▽

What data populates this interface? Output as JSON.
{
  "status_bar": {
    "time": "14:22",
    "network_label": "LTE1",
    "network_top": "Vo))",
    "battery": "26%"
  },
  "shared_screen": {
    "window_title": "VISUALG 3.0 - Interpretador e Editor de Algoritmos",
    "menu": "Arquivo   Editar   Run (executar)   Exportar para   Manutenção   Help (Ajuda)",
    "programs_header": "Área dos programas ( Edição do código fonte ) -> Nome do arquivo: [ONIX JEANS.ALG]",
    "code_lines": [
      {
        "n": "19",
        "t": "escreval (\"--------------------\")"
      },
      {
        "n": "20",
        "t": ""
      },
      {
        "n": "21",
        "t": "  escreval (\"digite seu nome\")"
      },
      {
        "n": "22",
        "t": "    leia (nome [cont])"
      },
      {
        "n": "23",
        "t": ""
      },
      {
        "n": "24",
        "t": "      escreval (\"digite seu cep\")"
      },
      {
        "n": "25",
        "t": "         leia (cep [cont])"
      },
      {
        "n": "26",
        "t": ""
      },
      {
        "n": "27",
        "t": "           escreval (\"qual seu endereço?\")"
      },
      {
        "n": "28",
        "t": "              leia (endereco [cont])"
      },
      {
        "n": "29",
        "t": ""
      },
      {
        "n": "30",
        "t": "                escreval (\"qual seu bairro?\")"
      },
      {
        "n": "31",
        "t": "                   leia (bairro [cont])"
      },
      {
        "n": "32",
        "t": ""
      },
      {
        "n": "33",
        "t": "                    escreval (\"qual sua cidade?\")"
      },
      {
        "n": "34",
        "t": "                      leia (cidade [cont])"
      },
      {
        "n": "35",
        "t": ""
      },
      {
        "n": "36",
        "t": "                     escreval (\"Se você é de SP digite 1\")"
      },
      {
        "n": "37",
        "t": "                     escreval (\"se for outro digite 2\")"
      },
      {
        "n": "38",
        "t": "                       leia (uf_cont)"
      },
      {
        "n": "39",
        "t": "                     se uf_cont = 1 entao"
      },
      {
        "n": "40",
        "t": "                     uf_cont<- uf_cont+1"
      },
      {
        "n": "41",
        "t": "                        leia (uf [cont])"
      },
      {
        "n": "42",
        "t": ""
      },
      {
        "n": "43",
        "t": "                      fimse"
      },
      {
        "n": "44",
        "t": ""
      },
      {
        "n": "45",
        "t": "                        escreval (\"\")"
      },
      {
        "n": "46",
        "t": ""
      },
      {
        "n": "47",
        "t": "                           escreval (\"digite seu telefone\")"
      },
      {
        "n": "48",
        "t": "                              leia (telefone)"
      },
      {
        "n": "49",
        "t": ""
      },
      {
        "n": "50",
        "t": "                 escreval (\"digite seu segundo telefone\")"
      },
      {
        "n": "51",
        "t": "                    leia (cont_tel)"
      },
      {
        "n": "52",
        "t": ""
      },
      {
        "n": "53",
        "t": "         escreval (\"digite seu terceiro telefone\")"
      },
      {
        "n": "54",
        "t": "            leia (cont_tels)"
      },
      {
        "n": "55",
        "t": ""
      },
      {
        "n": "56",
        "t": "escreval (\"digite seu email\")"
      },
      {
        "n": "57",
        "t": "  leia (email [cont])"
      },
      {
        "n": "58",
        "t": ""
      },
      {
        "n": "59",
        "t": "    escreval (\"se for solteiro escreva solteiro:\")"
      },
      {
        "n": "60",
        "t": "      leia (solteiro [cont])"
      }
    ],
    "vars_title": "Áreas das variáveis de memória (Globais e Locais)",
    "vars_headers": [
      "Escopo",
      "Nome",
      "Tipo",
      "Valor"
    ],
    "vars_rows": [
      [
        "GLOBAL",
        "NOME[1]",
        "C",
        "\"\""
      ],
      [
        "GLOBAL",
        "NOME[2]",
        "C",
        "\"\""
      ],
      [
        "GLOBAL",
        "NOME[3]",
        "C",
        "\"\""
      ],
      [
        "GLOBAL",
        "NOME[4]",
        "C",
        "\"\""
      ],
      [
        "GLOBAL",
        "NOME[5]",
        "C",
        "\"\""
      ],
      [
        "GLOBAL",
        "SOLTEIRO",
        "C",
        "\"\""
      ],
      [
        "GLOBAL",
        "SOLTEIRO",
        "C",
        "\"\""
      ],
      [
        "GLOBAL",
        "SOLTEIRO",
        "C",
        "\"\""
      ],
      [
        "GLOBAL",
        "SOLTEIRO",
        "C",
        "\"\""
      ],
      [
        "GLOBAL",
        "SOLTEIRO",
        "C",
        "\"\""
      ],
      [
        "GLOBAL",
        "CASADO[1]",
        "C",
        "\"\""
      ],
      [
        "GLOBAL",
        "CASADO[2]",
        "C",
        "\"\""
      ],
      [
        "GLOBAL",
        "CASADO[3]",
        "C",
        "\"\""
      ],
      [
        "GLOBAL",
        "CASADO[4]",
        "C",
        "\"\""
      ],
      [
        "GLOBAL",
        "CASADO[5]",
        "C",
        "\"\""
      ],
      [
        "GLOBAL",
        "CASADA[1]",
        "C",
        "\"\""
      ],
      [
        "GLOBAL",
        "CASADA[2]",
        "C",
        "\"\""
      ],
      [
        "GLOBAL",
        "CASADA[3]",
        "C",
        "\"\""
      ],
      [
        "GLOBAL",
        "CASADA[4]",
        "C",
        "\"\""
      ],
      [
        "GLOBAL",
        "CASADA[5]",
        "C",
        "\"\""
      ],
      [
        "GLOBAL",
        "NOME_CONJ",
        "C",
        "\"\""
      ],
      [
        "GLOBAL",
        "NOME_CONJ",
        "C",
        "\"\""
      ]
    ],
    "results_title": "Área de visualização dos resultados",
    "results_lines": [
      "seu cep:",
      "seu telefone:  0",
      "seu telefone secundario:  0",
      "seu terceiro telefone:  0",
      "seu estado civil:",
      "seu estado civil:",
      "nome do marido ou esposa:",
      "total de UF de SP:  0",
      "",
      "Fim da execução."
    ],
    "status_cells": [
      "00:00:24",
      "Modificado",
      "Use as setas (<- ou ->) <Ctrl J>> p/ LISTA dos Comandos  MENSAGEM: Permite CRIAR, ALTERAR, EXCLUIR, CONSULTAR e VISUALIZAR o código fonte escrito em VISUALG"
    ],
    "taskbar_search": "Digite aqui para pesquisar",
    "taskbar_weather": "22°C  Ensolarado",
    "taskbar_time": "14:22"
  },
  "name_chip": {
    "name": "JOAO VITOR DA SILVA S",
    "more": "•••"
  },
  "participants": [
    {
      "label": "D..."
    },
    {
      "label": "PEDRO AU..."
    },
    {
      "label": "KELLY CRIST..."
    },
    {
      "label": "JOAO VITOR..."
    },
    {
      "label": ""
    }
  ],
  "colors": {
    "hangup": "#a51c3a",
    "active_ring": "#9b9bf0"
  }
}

△

» **GOAL**: Identify each line containing the string "qual" and copy it out.

» **FINISHED EXERCISE**:
        "t": "           escreval (\"qual seu endereço?\")"
        "t": "                escreval (\"qual seu bairro?\")"
        "t": "                    escreval (\"qual sua cidade?\")"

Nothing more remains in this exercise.